[ENTRIES SUPPLIED]
+++

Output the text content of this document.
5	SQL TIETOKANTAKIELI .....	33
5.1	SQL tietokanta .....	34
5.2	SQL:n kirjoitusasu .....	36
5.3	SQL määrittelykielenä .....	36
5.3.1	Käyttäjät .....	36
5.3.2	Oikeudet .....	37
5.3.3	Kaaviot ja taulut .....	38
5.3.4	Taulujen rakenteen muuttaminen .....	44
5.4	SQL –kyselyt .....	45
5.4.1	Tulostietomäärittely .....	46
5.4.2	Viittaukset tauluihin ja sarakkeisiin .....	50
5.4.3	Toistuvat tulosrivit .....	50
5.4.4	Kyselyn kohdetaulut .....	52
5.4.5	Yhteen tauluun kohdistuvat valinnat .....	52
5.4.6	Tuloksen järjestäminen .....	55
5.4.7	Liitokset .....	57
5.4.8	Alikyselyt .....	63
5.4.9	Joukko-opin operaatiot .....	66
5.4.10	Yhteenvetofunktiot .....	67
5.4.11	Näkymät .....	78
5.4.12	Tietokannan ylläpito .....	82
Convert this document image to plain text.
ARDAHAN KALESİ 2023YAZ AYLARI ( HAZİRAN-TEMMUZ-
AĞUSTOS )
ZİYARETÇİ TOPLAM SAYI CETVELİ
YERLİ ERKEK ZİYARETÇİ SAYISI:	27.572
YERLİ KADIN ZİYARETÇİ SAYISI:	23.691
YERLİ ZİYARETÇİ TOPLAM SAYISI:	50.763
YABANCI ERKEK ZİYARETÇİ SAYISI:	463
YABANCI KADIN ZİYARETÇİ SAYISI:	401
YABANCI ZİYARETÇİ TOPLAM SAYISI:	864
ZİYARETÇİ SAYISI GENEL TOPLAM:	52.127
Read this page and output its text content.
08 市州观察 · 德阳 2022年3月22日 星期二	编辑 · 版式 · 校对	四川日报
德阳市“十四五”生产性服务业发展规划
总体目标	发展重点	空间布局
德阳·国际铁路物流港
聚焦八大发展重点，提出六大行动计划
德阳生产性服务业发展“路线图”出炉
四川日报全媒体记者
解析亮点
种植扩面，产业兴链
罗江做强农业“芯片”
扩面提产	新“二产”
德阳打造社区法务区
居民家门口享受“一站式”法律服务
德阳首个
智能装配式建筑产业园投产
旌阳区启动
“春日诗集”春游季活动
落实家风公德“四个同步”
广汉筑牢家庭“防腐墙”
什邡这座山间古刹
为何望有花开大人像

+++

[EXERCISE OBJECTIVE]
In the material above, find the lines that contain "text" and show them.

[ANSWER]
Output the text content of this document.
Convert this document image to plain text.
Read this page and output its text content.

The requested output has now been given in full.